*GIVEN TASK*
Copy only the lines from the one containing "Extract the structured" through the final line of the records below, exactly as written, with no pictures.

*DATASET ROWS*
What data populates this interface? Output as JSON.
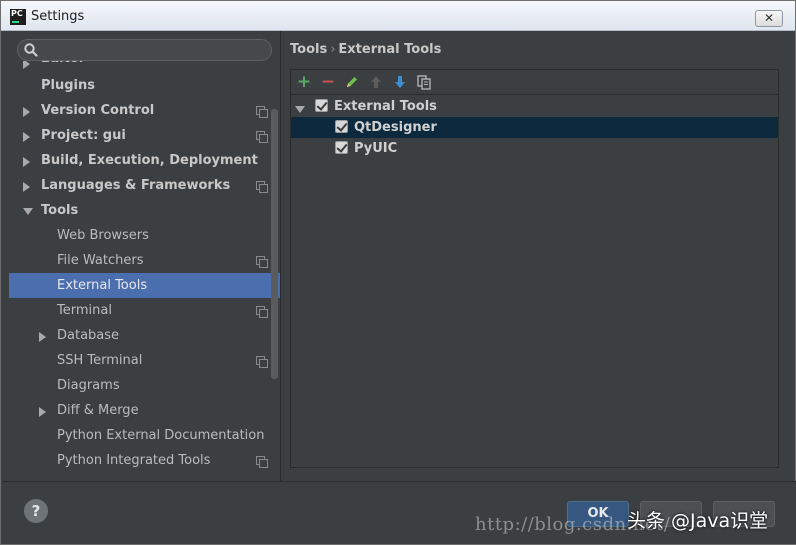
{
  "window": {
    "title": "Settings",
    "logo_text": "PC",
    "close_glyph": "✕"
  },
  "search": {
    "placeholder": "",
    "icon": "search-icon"
  },
  "tree": [
    {
      "label": "Editor",
      "level": 0,
      "arrow": "right",
      "bold": true,
      "project_icon": false,
      "cut": true
    },
    {
      "label": "Plugins",
      "level": 0,
      "arrow": "none",
      "bold": true,
      "project_icon": false
    },
    {
      "label": "Version Control",
      "level": 0,
      "arrow": "right",
      "bold": true,
      "project_icon": true
    },
    {
      "label": "Project: gui",
      "level": 0,
      "arrow": "right",
      "bold": true,
      "project_icon": true
    },
    {
      "label": "Build, Execution, Deployment",
      "level": 0,
      "arrow": "right",
      "bold": true,
      "project_icon": false
    },
    {
      "label": "Languages & Frameworks",
      "level": 0,
      "arrow": "right",
      "bold": true,
      "project_icon": true
    },
    {
      "label": "Tools",
      "level": 0,
      "arrow": "down",
      "bold": true,
      "project_icon": false
    },
    {
      "label": "Web Browsers",
      "level": 1,
      "arrow": "none",
      "bold": false,
      "project_icon": false
    },
    {
      "label": "File Watchers",
      "level": 1,
      "arrow": "none",
      "bold": false,
      "project_icon": true
    },
    {
      "label": "External Tools",
      "level": 1,
      "arrow": "none",
      "bold": false,
      "project_icon": false,
      "selected": true
    },
    {
      "label": "Terminal",
      "level": 1,
      "arrow": "none",
      "bold": false,
      "project_icon": true
    },
    {
      "label": "Database",
      "level": 1,
      "arrow": "right",
      "bold": false,
      "project_icon": false
    },
    {
      "label": "SSH Terminal",
      "level": 1,
      "arrow": "none",
      "bold": false,
      "project_icon": true
    },
    {
      "label": "Diagrams",
      "level": 1,
      "arrow": "none",
      "bold": false,
      "project_icon": false
    },
    {
      "label": "Diff & Merge",
      "level": 1,
      "arrow": "right",
      "bold": false,
      "project_icon": false
    },
    {
      "label": "Python External Documentation",
      "level": 1,
      "arrow": "none",
      "bold": false,
      "project_icon": false
    },
    {
      "label": "Python Integrated Tools",
      "level": 1,
      "arrow": "none",
      "bold": false,
      "project_icon": true
    }
  ],
  "breadcrumb": {
    "parent": "Tools",
    "separator": "›",
    "current": "External Tools"
  },
  "toolbar": {
    "add": {
      "glyph": "+",
      "color": "#59a869",
      "icon": "add-icon"
    },
    "remove": {
      "glyph": "−",
      "color": "#c75450",
      "icon": "remove-icon"
    },
    "edit": {
      "glyph": "✎",
      "color": "#6fbf4c",
      "icon": "edit-icon"
    },
    "up": {
      "glyph": "↑",
      "color": "#5c5c5c",
      "icon": "move-up-icon"
    },
    "down": {
      "glyph": "↓",
      "color": "#3d8fd1",
      "icon": "move-down-icon"
    },
    "copy": {
      "glyph": "⧉",
      "color": "#afb1b3",
      "icon": "copy-icon"
    }
  },
  "tools_tree": {
    "group": {
      "label": "External Tools",
      "checked": true
    },
    "items": [
      {
        "label": "QtDesigner",
        "checked": true,
        "selected": true
      },
      {
        "label": "PyUIC",
        "checked": true,
        "selected": false
      }
    ]
  },
  "footer": {
    "help": "?",
    "ok": "OK",
    "cancel": "",
    "apply": ""
  },
  "watermark": {
    "url": "http://blog.csdn.net/",
    "brand": "头条 @Java识堂"
  }
}
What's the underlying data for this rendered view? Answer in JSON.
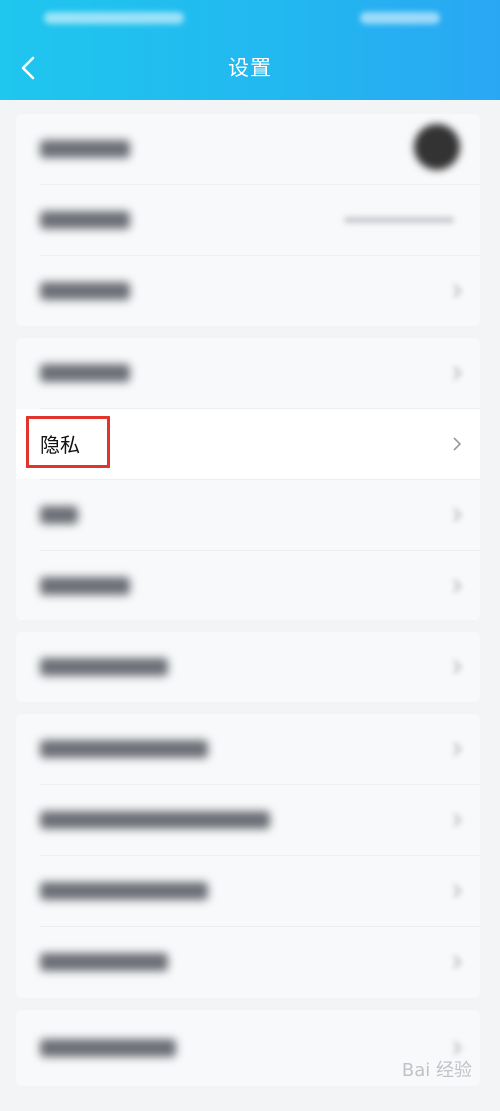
{
  "header": {
    "title": "设置",
    "back_icon": "chevron-left-icon"
  },
  "settings": {
    "privacy_label": "隐私"
  },
  "watermark": {
    "text": "Bai 经验"
  },
  "colors": {
    "header_start": "#1fc6ee",
    "header_end": "#2aa7f3",
    "highlight_border": "#e0342c"
  }
}
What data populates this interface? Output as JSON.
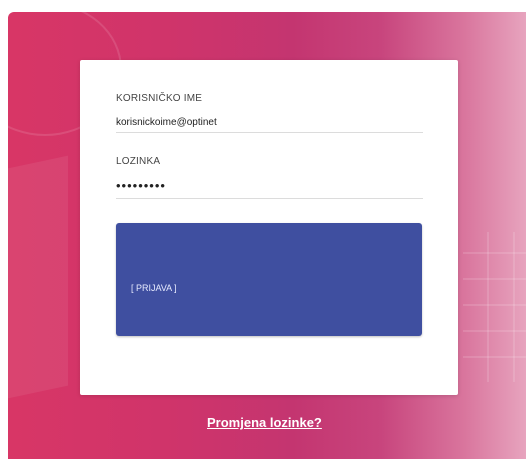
{
  "login": {
    "username_label": "KORISNIČKO IME",
    "username_value": "korisnickoime@optinet",
    "password_label": "LOZINKA",
    "password_masked": "•••••••••",
    "submit_label": "[ PRIJAVA ]"
  },
  "footer": {
    "change_password_link": "Promjena lozinke?"
  },
  "colors": {
    "background_gradient_start": "#d83666",
    "background_gradient_end": "#e7a4be",
    "button": "#3f4fa0",
    "card": "#ffffff"
  }
}
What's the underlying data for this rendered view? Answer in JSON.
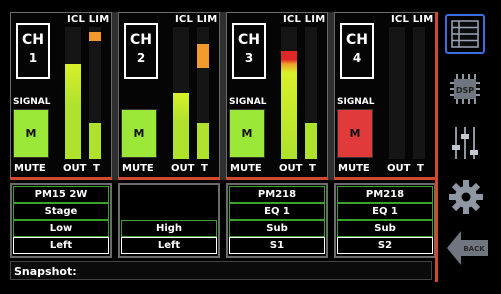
{
  "header": {
    "icl_lim": "ICL LIM"
  },
  "labels": {
    "ch": "CH",
    "signal": "SIGNAL",
    "mute": "MUTE",
    "out": "OUT",
    "t": "T"
  },
  "colors": {
    "meter_green": "#aee22c",
    "meter_yellow": "#d8f02a",
    "peak_orange": "#f39a2c",
    "peak_red": "#e02828",
    "signal_green": "#9be838",
    "signal_red": "#e03a3a",
    "accent_red": "#d04a30",
    "row_border": "#39a32a",
    "selected_icon": "#3a6fe0"
  },
  "channels": [
    {
      "number": "1",
      "signal_symbol": "M",
      "signal_state": "green",
      "out_level": 0.72,
      "t_level": 0.27,
      "lim_indicator": true,
      "out_peak": "none",
      "info": [
        "PM15 2W",
        "Stage",
        "Low",
        "Left"
      ]
    },
    {
      "number": "2",
      "signal_symbol": "M",
      "signal_state": "green",
      "out_level": 0.5,
      "t_level": 0.27,
      "lim_indicator": false,
      "t_peak_level": 0.87,
      "out_peak": "none",
      "info": [
        "",
        "",
        "High",
        "Left"
      ]
    },
    {
      "number": "3",
      "signal_symbol": "M",
      "signal_state": "green",
      "out_level": 0.82,
      "t_level": 0.27,
      "lim_indicator": false,
      "out_peak": "red",
      "info": [
        "PM218",
        "EQ 1",
        "Sub",
        "S1"
      ]
    },
    {
      "number": "4",
      "signal_symbol": "M",
      "signal_state": "red",
      "out_level": 0.0,
      "t_level": 0.0,
      "lim_indicator": false,
      "out_peak": "none",
      "info": [
        "PM218",
        "EQ 1",
        "Sub",
        "S2"
      ]
    }
  ],
  "sidebar": {
    "items": [
      {
        "icon": "channel-list-icon",
        "selected": true
      },
      {
        "icon": "dsp-chip-icon",
        "label": "DSP"
      },
      {
        "icon": "fader-settings-icon"
      },
      {
        "icon": "gear-icon"
      },
      {
        "icon": "back-arrow-icon",
        "label": "BACK"
      }
    ]
  },
  "snapshot": {
    "label": "Snapshot:"
  }
}
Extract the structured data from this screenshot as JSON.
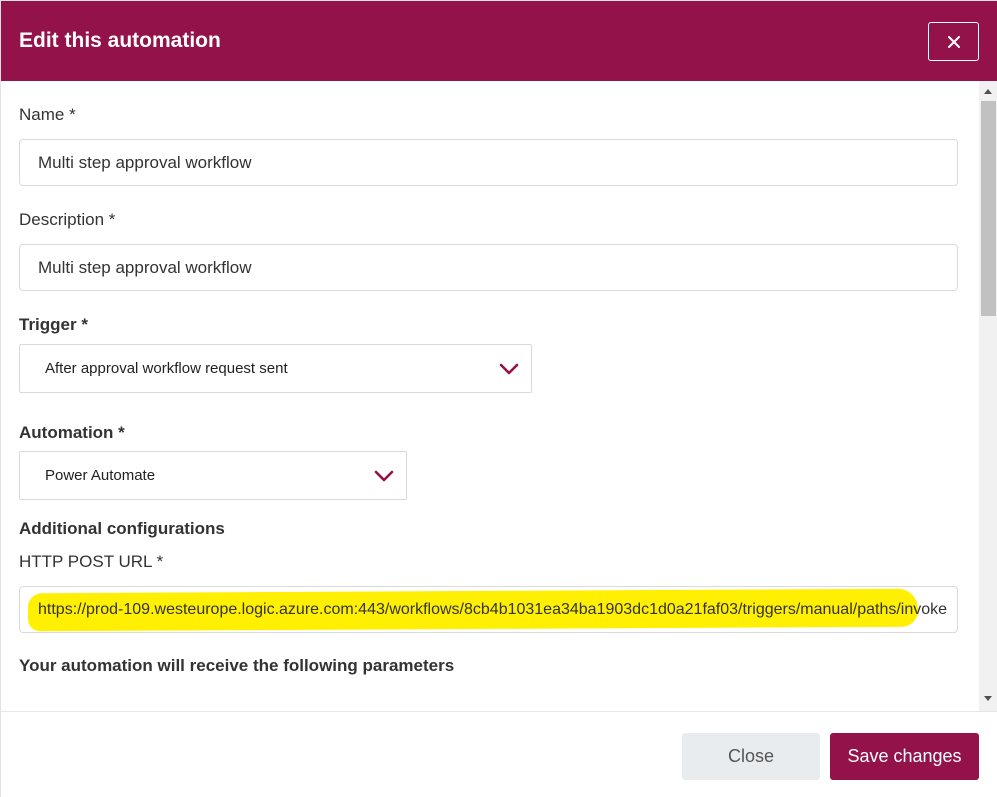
{
  "dialog": {
    "title": "Edit this automation",
    "close_icon": "close-icon"
  },
  "form": {
    "name": {
      "label": "Name *",
      "value": "Multi step approval workflow"
    },
    "description": {
      "label": "Description *",
      "value": "Multi step approval workflow"
    },
    "trigger": {
      "label": "Trigger *",
      "selected": "After approval workflow request sent",
      "icon": "chevron-down-icon"
    },
    "automation": {
      "label": "Automation *",
      "selected": "Power Automate",
      "icon": "chevron-down-icon"
    },
    "additional_heading": "Additional configurations",
    "http_post_url": {
      "label": "HTTP POST URL *",
      "value": "https://prod-109.westeurope.logic.azure.com:443/workflows/8cb4b1031ea34ba1903dc1d0a21faf03/triggers/manual/paths/invoke"
    },
    "parameters_heading": "Your automation will receive the following parameters"
  },
  "footer": {
    "close_label": "Close",
    "save_label": "Save changes"
  },
  "colors": {
    "brand": "#93124a",
    "highlight": "#ffef00",
    "secondary_button": "#e9ecef"
  }
}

*EXERCISE RESPONSE*
Extract the structured data from this screenshot as JSON.
{
  "dialog": {
    "title": "Edit this automation",
    "close_icon": "close-icon"
  },
  "form": {
    "name": {
      "label": "Name *",
      "value": "Multi step approval workflow"
    },
    "description": {
      "label": "Description *",
      "value": "Multi step approval workflow"
    },
    "trigger": {
      "label": "Trigger *",
      "selected": "After approval workflow request sent",
      "icon": "chevron-down-icon"
    },
    "automation": {
      "label": "Automation *",
      "selected": "Power Automate",
      "icon": "chevron-down-icon"
    },
    "additional_heading": "Additional configurations",
    "http_post_url": {
      "label": "HTTP POST URL *",
      "value": "https://prod-109.westeurope.logic.azure.com:443/workflows/8cb4b1031ea34ba1903dc1d0a21faf03/triggers/manual/paths/invoke"
    },
    "parameters_heading": "Your automation will receive the following parameters"
  },
  "footer": {
    "close_label": "Close",
    "save_label": "Save changes"
  },
  "colors": {
    "brand": "#93124a",
    "highlight": "#ffef00",
    "secondary_button": "#e9ecef"
  }
}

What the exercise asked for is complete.